# WHAT IS EXPECTED
Reproduce the listing below character for character; drop every image.

# INPUT DATA
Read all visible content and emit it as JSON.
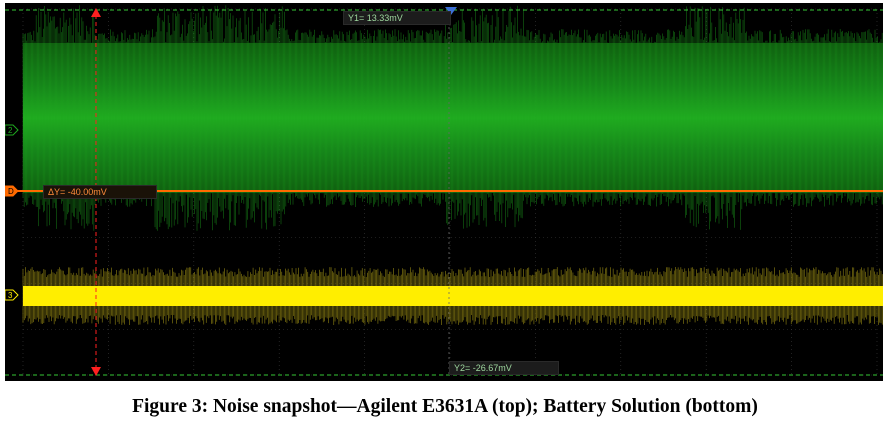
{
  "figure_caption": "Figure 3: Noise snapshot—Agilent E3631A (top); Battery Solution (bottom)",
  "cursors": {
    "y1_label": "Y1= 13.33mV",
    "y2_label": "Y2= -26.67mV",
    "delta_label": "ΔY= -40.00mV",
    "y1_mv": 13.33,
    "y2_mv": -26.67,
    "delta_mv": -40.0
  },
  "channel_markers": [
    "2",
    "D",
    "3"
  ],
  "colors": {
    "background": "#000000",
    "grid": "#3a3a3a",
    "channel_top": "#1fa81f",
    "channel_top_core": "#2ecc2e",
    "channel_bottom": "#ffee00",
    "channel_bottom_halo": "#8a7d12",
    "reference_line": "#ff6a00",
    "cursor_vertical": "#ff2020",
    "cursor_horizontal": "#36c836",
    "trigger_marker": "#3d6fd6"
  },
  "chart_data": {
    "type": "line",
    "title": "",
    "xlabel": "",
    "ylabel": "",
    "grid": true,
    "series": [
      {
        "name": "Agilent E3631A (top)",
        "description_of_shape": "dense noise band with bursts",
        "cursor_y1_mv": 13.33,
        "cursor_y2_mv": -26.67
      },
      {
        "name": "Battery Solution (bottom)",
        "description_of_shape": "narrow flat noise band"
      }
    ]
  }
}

# THE OUTPUT
Read all visible content and emit it as JSON.
{
  "figure_caption": "Figure 3: Noise snapshot—Agilent E3631A (top); Battery Solution (bottom)",
  "cursors": {
    "y1_label": "Y1= 13.33mV",
    "y2_label": "Y2= -26.67mV",
    "delta_label": "ΔY= -40.00mV",
    "y1_mv": 13.33,
    "y2_mv": -26.67,
    "delta_mv": -40.0
  },
  "channel_markers": [
    "2",
    "D",
    "3"
  ],
  "colors": {
    "background": "#000000",
    "grid": "#3a3a3a",
    "channel_top": "#1fa81f",
    "channel_top_core": "#2ecc2e",
    "channel_bottom": "#ffee00",
    "channel_bottom_halo": "#8a7d12",
    "reference_line": "#ff6a00",
    "cursor_vertical": "#ff2020",
    "cursor_horizontal": "#36c836",
    "trigger_marker": "#3d6fd6"
  },
  "chart_data": {
    "type": "line",
    "title": "",
    "xlabel": "",
    "ylabel": "",
    "grid": true,
    "series": [
      {
        "name": "Agilent E3631A (top)",
        "description_of_shape": "dense noise band with bursts",
        "cursor_y1_mv": 13.33,
        "cursor_y2_mv": -26.67
      },
      {
        "name": "Battery Solution (bottom)",
        "description_of_shape": "narrow flat noise band"
      }
    ]
  }
}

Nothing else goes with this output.